### Instructions to follow
Each record needs to be echoed exactly; can you do that?

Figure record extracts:
──────

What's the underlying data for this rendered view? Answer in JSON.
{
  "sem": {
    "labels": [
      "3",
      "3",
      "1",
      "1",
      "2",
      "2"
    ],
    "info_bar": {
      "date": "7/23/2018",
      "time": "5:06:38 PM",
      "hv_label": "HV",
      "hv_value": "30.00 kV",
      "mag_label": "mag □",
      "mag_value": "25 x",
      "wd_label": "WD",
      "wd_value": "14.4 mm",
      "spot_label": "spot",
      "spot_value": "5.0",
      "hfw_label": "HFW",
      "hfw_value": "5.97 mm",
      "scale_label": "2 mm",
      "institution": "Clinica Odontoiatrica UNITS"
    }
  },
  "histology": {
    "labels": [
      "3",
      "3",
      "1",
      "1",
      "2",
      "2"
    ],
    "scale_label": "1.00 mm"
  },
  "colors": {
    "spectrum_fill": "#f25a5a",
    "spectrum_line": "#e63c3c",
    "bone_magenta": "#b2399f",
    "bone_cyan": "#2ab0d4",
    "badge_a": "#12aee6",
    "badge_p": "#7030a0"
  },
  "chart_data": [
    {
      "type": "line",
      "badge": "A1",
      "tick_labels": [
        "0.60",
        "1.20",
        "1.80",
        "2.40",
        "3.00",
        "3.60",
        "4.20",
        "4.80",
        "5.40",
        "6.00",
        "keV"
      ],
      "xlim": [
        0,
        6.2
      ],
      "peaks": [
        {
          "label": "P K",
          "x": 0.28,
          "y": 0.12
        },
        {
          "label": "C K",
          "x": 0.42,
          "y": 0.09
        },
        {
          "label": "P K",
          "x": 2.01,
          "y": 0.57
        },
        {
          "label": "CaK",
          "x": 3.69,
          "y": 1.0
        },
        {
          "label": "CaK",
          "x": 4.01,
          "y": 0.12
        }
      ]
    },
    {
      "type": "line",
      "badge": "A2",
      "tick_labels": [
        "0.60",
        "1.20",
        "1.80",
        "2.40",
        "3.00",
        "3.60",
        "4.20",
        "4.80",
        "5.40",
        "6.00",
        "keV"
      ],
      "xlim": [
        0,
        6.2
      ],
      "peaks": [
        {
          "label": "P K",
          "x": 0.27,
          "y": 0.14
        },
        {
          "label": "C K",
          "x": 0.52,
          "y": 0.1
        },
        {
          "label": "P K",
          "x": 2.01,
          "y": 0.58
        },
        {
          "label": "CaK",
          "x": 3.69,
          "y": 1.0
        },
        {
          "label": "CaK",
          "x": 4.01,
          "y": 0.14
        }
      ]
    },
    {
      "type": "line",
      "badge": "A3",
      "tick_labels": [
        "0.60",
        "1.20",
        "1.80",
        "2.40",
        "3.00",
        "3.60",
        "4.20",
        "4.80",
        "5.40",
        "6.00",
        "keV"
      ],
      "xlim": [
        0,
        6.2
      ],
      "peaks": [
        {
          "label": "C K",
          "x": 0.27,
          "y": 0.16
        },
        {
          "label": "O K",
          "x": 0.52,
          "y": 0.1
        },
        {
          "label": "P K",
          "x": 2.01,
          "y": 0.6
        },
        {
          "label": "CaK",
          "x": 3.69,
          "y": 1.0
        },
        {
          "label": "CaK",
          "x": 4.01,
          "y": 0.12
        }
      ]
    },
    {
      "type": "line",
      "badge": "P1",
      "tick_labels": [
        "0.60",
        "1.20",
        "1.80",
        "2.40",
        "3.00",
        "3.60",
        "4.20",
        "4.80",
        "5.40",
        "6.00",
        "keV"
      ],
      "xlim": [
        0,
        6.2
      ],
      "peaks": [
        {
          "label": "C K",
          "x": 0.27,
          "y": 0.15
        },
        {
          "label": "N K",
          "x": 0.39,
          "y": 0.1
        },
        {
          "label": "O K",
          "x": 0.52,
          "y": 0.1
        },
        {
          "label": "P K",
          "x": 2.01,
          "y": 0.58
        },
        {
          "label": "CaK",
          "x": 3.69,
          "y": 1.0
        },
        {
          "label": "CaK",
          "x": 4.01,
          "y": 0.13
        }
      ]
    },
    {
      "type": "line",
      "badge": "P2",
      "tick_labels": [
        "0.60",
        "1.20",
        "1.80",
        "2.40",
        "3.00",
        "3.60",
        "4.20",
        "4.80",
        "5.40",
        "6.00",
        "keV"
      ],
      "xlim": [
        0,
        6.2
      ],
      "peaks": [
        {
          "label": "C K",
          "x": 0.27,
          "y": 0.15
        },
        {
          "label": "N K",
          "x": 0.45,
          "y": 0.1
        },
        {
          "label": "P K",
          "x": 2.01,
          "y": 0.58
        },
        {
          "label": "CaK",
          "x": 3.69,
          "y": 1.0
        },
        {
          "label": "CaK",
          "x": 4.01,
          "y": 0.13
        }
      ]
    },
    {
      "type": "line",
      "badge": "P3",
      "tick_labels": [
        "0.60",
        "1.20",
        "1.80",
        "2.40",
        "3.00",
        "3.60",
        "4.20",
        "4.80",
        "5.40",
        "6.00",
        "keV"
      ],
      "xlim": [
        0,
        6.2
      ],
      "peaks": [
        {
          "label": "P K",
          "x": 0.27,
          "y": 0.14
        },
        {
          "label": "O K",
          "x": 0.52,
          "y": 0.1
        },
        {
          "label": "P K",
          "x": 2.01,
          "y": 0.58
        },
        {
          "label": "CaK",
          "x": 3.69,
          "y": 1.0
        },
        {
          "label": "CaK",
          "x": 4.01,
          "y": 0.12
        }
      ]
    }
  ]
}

──────

### Task response
What's the underlying data for this rendered view? Answer in JSON.
{
  "sem": {
    "labels": [
      "3",
      "3",
      "1",
      "1",
      "2",
      "2"
    ],
    "info_bar": {
      "date": "7/23/2018",
      "time": "5:06:38 PM",
      "hv_label": "HV",
      "hv_value": "30.00 kV",
      "mag_label": "mag □",
      "mag_value": "25 x",
      "wd_label": "WD",
      "wd_value": "14.4 mm",
      "spot_label": "spot",
      "spot_value": "5.0",
      "hfw_label": "HFW",
      "hfw_value": "5.97 mm",
      "scale_label": "2 mm",
      "institution": "Clinica Odontoiatrica UNITS"
    }
  },
  "histology": {
    "labels": [
      "3",
      "3",
      "1",
      "1",
      "2",
      "2"
    ],
    "scale_label": "1.00 mm"
  },
  "colors": {
    "spectrum_fill": "#f25a5a",
    "spectrum_line": "#e63c3c",
    "bone_magenta": "#b2399f",
    "bone_cyan": "#2ab0d4",
    "badge_a": "#12aee6",
    "badge_p": "#7030a0"
  },
  "chart_data": [
    {
      "type": "line",
      "badge": "A1",
      "tick_labels": [
        "0.60",
        "1.20",
        "1.80",
        "2.40",
        "3.00",
        "3.60",
        "4.20",
        "4.80",
        "5.40",
        "6.00",
        "keV"
      ],
      "xlim": [
        0,
        6.2
      ],
      "peaks": [
        {
          "label": "P K",
          "x": 0.28,
          "y": 0.12
        },
        {
          "label": "C K",
          "x": 0.42,
          "y": 0.09
        },
        {
          "label": "P K",
          "x": 2.01,
          "y": 0.57
        },
        {
          "label": "CaK",
          "x": 3.69,
          "y": 1.0
        },
        {
          "label": "CaK",
          "x": 4.01,
          "y": 0.12
        }
      ]
    },
    {
      "type": "line",
      "badge": "A2",
      "tick_labels": [
        "0.60",
        "1.20",
        "1.80",
        "2.40",
        "3.00",
        "3.60",
        "4.20",
        "4.80",
        "5.40",
        "6.00",
        "keV"
      ],
      "xlim": [
        0,
        6.2
      ],
      "peaks": [
        {
          "label": "P K",
          "x": 0.27,
          "y": 0.14
        },
        {
          "label": "C K",
          "x": 0.52,
          "y": 0.1
        },
        {
          "label": "P K",
          "x": 2.01,
          "y": 0.58
        },
        {
          "label": "CaK",
          "x": 3.69,
          "y": 1.0
        },
        {
          "label": "CaK",
          "x": 4.01,
          "y": 0.14
        }
      ]
    },
    {
      "type": "line",
      "badge": "A3",
      "tick_labels": [
        "0.60",
        "1.20",
        "1.80",
        "2.40",
        "3.00",
        "3.60",
        "4.20",
        "4.80",
        "5.40",
        "6.00",
        "keV"
      ],
      "xlim": [
        0,
        6.2
      ],
      "peaks": [
        {
          "label": "C K",
          "x": 0.27,
          "y": 0.16
        },
        {
          "label": "O K",
          "x": 0.52,
          "y": 0.1
        },
        {
          "label": "P K",
          "x": 2.01,
          "y": 0.6
        },
        {
          "label": "CaK",
          "x": 3.69,
          "y": 1.0
        },
        {
          "label": "CaK",
          "x": 4.01,
          "y": 0.12
        }
      ]
    },
    {
      "type": "line",
      "badge": "P1",
      "tick_labels": [
        "0.60",
        "1.20",
        "1.80",
        "2.40",
        "3.00",
        "3.60",
        "4.20",
        "4.80",
        "5.40",
        "6.00",
        "keV"
      ],
      "xlim": [
        0,
        6.2
      ],
      "peaks": [
        {
          "label": "C K",
          "x": 0.27,
          "y": 0.15
        },
        {
          "label": "N K",
          "x": 0.39,
          "y": 0.1
        },
        {
          "label": "O K",
          "x": 0.52,
          "y": 0.1
        },
        {
          "label": "P K",
          "x": 2.01,
          "y": 0.58
        },
        {
          "label": "CaK",
          "x": 3.69,
          "y": 1.0
        },
        {
          "label": "CaK",
          "x": 4.01,
          "y": 0.13
        }
      ]
    },
    {
      "type": "line",
      "badge": "P2",
      "tick_labels": [
        "0.60",
        "1.20",
        "1.80",
        "2.40",
        "3.00",
        "3.60",
        "4.20",
        "4.80",
        "5.40",
        "6.00",
        "keV"
      ],
      "xlim": [
        0,
        6.2
      ],
      "peaks": [
        {
          "label": "C K",
          "x": 0.27,
          "y": 0.15
        },
        {
          "label": "N K",
          "x": 0.45,
          "y": 0.1
        },
        {
          "label": "P K",
          "x": 2.01,
          "y": 0.58
        },
        {
          "label": "CaK",
          "x": 3.69,
          "y": 1.0
        },
        {
          "label": "CaK",
          "x": 4.01,
          "y": 0.13
        }
      ]
    },
    {
      "type": "line",
      "badge": "P3",
      "tick_labels": [
        "0.60",
        "1.20",
        "1.80",
        "2.40",
        "3.00",
        "3.60",
        "4.20",
        "4.80",
        "5.40",
        "6.00",
        "keV"
      ],
      "xlim": [
        0,
        6.2
      ],
      "peaks": [
        {
          "label": "P K",
          "x": 0.27,
          "y": 0.14
        },
        {
          "label": "O K",
          "x": 0.52,
          "y": 0.1
        },
        {
          "label": "P K",
          "x": 2.01,
          "y": 0.58
        },
        {
          "label": "CaK",
          "x": 3.69,
          "y": 1.0
        },
        {
          "label": "CaK",
          "x": 4.01,
          "y": 0.12
        }
      ]
    }
  ]
}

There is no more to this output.